Exercise: Check every line of the entries for "Improved", and copy the lines that hold it.

Collected data entries
* begin *
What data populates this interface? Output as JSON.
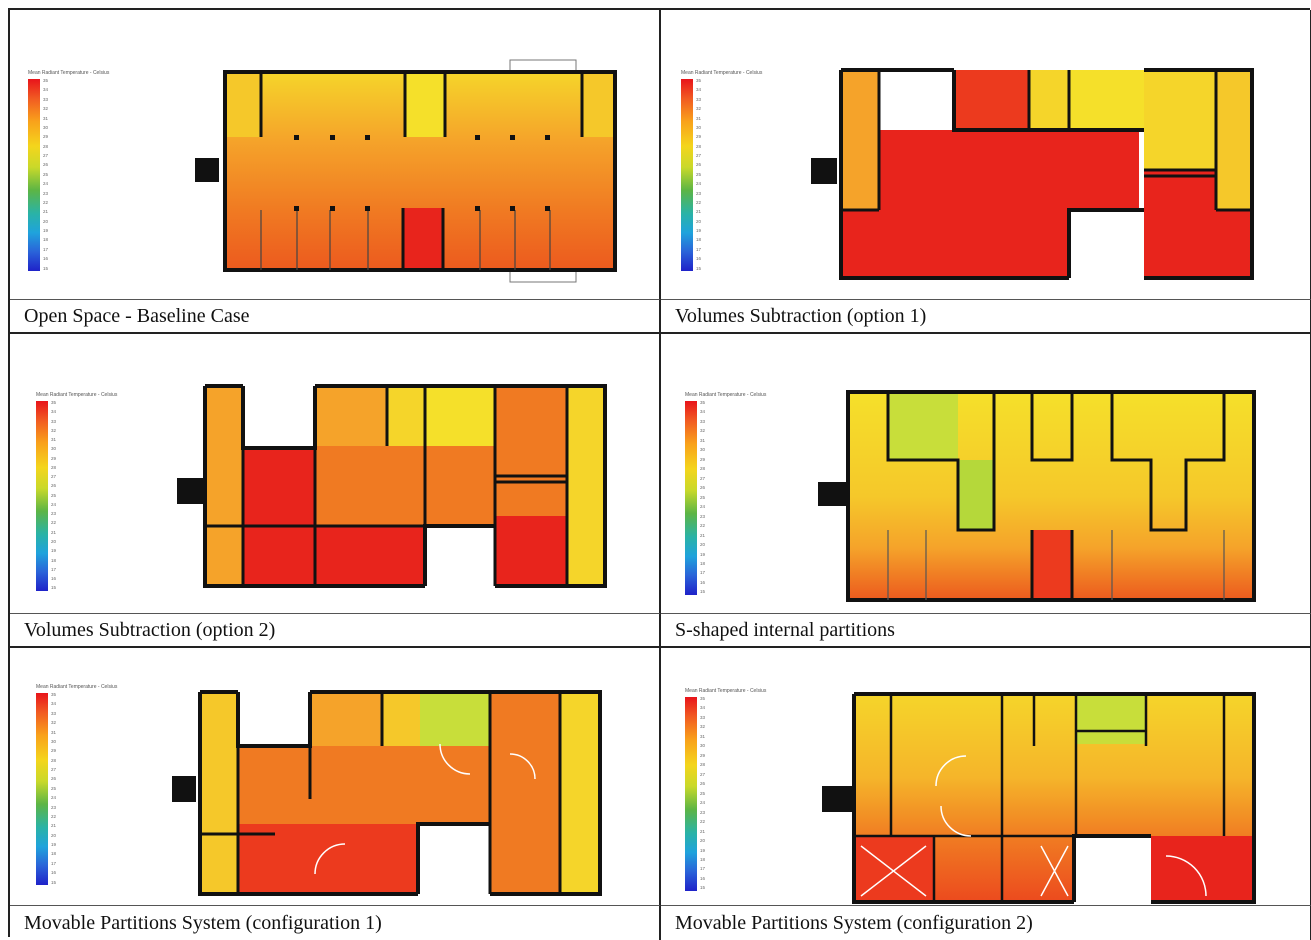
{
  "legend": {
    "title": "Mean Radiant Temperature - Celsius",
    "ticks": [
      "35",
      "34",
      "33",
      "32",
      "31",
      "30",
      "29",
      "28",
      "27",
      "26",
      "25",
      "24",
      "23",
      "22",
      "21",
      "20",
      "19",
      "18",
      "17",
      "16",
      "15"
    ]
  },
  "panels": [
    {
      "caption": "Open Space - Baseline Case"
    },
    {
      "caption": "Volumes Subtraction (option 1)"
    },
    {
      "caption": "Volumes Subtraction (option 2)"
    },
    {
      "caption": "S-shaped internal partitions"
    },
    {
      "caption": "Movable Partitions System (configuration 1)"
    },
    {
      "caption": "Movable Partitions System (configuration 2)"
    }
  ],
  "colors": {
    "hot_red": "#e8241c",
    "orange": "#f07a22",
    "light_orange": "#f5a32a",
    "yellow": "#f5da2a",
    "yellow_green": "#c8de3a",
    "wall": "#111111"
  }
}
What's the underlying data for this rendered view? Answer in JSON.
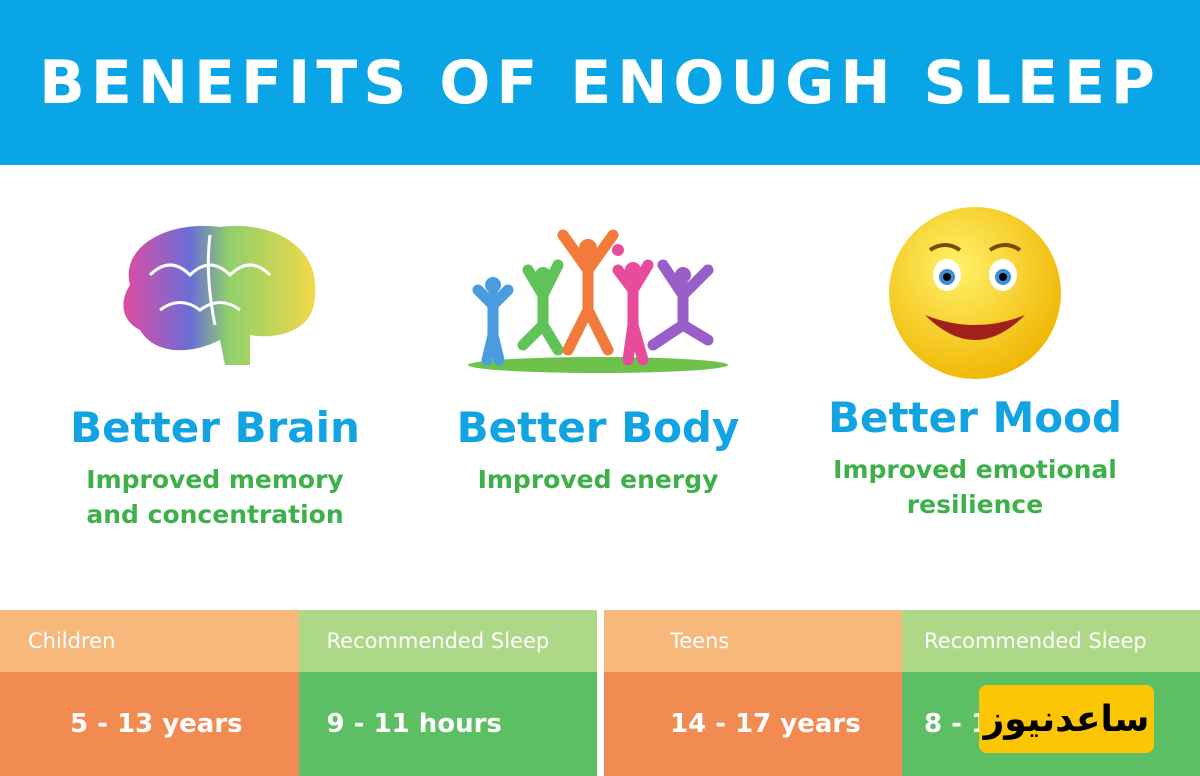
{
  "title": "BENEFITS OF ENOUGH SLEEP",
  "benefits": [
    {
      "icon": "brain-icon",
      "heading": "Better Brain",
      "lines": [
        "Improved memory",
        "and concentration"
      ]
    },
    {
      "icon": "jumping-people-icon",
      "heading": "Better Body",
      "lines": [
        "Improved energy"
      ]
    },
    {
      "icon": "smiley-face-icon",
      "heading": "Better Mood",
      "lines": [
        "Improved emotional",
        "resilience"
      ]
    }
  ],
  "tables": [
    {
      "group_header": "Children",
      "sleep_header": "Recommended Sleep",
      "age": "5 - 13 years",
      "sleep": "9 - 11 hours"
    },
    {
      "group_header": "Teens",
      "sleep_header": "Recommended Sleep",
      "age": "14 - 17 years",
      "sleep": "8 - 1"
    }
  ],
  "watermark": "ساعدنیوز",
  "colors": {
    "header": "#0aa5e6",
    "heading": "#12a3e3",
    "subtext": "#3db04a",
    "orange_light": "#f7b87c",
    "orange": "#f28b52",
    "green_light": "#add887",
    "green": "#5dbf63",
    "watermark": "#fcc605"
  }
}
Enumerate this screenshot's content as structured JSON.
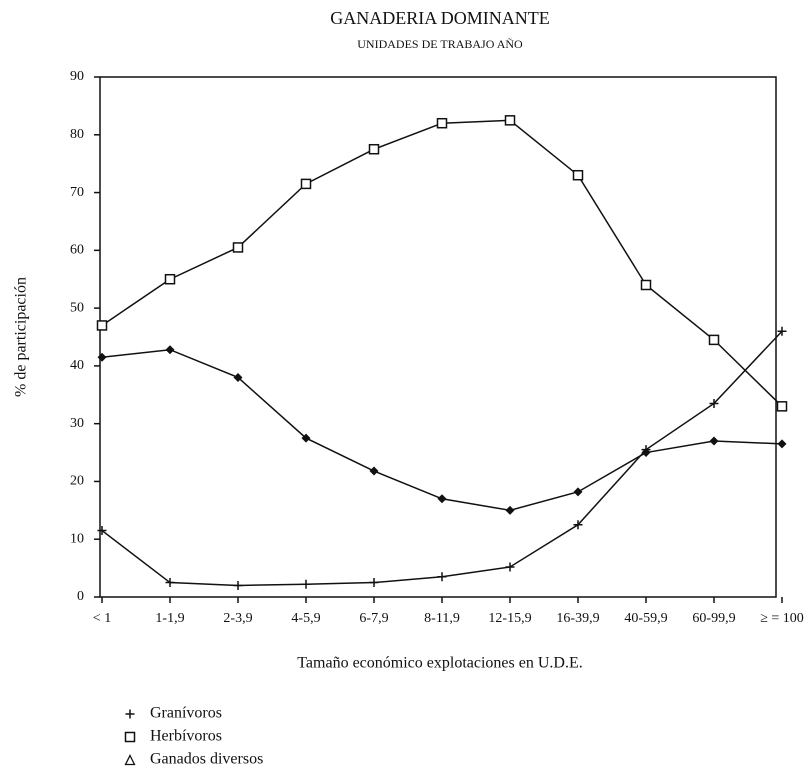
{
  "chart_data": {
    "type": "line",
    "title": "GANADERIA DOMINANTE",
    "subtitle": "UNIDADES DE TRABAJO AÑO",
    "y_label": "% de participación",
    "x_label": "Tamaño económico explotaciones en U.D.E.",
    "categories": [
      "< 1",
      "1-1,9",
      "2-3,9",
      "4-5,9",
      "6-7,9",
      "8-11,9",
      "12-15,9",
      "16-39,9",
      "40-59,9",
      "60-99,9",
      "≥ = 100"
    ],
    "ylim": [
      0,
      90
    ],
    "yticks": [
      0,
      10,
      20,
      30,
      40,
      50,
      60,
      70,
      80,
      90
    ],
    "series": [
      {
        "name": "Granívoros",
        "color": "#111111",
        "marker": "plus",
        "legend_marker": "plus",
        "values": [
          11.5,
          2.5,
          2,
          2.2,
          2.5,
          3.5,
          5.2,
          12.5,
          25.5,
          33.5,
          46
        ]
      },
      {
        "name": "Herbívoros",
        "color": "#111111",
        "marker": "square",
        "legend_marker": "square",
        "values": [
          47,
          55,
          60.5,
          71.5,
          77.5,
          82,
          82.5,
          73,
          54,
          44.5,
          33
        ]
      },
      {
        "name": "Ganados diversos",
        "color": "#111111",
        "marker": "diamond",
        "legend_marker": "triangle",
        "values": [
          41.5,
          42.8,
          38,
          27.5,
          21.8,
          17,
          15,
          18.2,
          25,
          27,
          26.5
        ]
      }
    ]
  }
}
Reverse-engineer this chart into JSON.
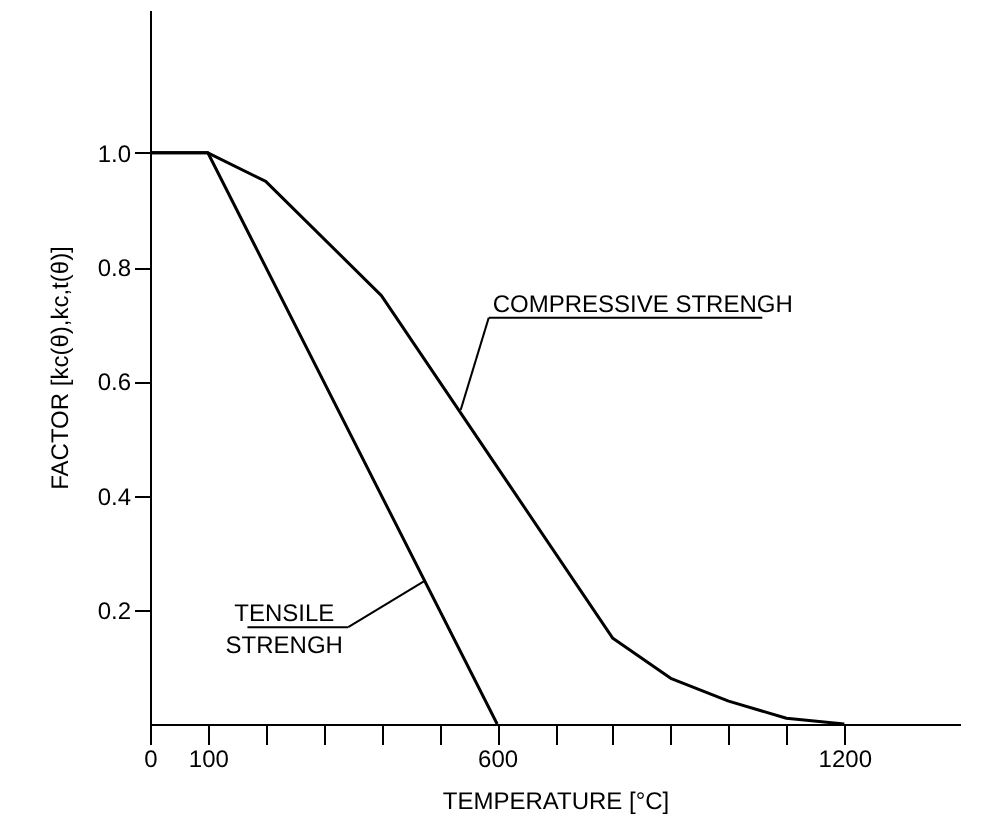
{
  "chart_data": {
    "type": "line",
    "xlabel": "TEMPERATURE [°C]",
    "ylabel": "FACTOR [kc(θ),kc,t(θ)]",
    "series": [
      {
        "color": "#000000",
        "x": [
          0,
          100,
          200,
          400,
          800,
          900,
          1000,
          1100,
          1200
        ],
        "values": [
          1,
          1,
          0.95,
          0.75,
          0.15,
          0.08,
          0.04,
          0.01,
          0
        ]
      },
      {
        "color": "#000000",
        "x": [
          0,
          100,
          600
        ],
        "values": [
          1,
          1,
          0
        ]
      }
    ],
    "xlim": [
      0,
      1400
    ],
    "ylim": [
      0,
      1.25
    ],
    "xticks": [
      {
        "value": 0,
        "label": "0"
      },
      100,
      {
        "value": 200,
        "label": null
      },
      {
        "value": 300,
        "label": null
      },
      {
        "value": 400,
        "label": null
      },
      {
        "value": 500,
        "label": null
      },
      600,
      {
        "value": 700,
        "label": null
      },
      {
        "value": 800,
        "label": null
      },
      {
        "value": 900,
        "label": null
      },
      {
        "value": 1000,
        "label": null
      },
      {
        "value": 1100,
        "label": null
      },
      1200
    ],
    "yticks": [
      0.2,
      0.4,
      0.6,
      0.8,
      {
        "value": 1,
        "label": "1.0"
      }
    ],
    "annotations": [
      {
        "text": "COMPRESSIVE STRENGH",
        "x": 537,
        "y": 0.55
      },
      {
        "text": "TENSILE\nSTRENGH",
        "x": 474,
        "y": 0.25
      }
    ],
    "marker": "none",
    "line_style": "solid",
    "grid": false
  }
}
* end *
Task solution:
        "Improved memory",
        "Improved energy"
        "Improved emotional",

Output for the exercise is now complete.